[start]
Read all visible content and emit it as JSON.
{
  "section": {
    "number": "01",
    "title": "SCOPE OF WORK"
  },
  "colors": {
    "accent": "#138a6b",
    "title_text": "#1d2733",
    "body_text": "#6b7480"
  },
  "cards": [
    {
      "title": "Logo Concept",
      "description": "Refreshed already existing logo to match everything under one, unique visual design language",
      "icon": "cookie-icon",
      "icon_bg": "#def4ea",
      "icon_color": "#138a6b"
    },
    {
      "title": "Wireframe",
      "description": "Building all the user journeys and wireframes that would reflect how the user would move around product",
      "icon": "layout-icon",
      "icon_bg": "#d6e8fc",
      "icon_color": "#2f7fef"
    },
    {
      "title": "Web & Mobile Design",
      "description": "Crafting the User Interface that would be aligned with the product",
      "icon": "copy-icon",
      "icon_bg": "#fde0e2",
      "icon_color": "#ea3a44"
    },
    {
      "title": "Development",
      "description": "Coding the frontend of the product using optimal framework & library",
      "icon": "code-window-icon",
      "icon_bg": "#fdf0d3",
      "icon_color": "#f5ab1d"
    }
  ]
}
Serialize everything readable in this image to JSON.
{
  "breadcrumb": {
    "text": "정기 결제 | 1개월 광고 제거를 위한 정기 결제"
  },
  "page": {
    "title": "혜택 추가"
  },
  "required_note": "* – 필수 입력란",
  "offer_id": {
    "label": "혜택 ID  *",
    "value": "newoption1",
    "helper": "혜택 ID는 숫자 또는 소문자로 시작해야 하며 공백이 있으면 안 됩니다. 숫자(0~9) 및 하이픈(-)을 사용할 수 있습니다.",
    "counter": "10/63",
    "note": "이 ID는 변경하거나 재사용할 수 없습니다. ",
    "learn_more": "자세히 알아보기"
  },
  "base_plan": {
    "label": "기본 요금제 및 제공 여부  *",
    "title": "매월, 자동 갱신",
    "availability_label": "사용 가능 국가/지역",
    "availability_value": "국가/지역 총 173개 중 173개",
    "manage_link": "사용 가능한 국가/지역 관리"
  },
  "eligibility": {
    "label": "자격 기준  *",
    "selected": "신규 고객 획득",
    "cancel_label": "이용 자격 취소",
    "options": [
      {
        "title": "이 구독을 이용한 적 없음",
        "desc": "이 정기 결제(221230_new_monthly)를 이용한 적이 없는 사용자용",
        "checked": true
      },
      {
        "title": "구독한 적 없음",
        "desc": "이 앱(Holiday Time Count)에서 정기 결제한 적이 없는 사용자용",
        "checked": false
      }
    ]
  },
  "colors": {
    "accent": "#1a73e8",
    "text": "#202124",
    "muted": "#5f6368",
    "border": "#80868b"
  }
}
[end]
Task prompt: Copy all the records above exactly, missing none.

Correct result:
Read all visible content and emit it as JSON.
{
  "section": {
    "number": "01",
    "title": "SCOPE OF WORK"
  },
  "colors": {
    "accent": "#138a6b",
    "title_text": "#1d2733",
    "body_text": "#6b7480"
  },
  "cards": [
    {
      "title": "Logo Concept",
      "description": "Refreshed already existing logo to match everything under one, unique visual design language",
      "icon": "cookie-icon",
      "icon_bg": "#def4ea",
      "icon_color": "#138a6b"
    },
    {
      "title": "Wireframe",
      "description": "Building all the user journeys and wireframes that would reflect how the user would move around product",
      "icon": "layout-icon",
      "icon_bg": "#d6e8fc",
      "icon_color": "#2f7fef"
    },
    {
      "title": "Web & Mobile Design",
      "description": "Crafting the User Interface that would be aligned with the product",
      "icon": "copy-icon",
      "icon_bg": "#fde0e2",
      "icon_color": "#ea3a44"
    },
    {
      "title": "Development",
      "description": "Coding the frontend of the product using optimal framework & library",
      "icon": "code-window-icon",
      "icon_bg": "#fdf0d3",
      "icon_color": "#f5ab1d"
    }
  ]
}
Serialize everything readable in this image to JSON.
{
  "breadcrumb": {
    "text": "정기 결제 | 1개월 광고 제거를 위한 정기 결제"
  },
  "page": {
    "title": "혜택 추가"
  },
  "required_note": "* – 필수 입력란",
  "offer_id": {
    "label": "혜택 ID  *",
    "value": "newoption1",
    "helper": "혜택 ID는 숫자 또는 소문자로 시작해야 하며 공백이 있으면 안 됩니다. 숫자(0~9) 및 하이픈(-)을 사용할 수 있습니다.",
    "counter": "10/63",
    "note": "이 ID는 변경하거나 재사용할 수 없습니다. ",
    "learn_more": "자세히 알아보기"
  },
  "base_plan": {
    "label": "기본 요금제 및 제공 여부  *",
    "title": "매월, 자동 갱신",
    "availability_label": "사용 가능 국가/지역",
    "availability_value": "국가/지역 총 173개 중 173개",
    "manage_link": "사용 가능한 국가/지역 관리"
  },
  "eligibility": {
    "label": "자격 기준  *",
    "selected": "신규 고객 획득",
    "cancel_label": "이용 자격 취소",
    "options": [
      {
        "title": "이 구독을 이용한 적 없음",
        "desc": "이 정기 결제(221230_new_monthly)를 이용한 적이 없는 사용자용",
        "checked": true
      },
      {
        "title": "구독한 적 없음",
        "desc": "이 앱(Holiday Time Count)에서 정기 결제한 적이 없는 사용자용",
        "checked": false
      }
    ]
  },
  "colors": {
    "accent": "#1a73e8",
    "text": "#202124",
    "muted": "#5f6368",
    "border": "#80868b"
  }
}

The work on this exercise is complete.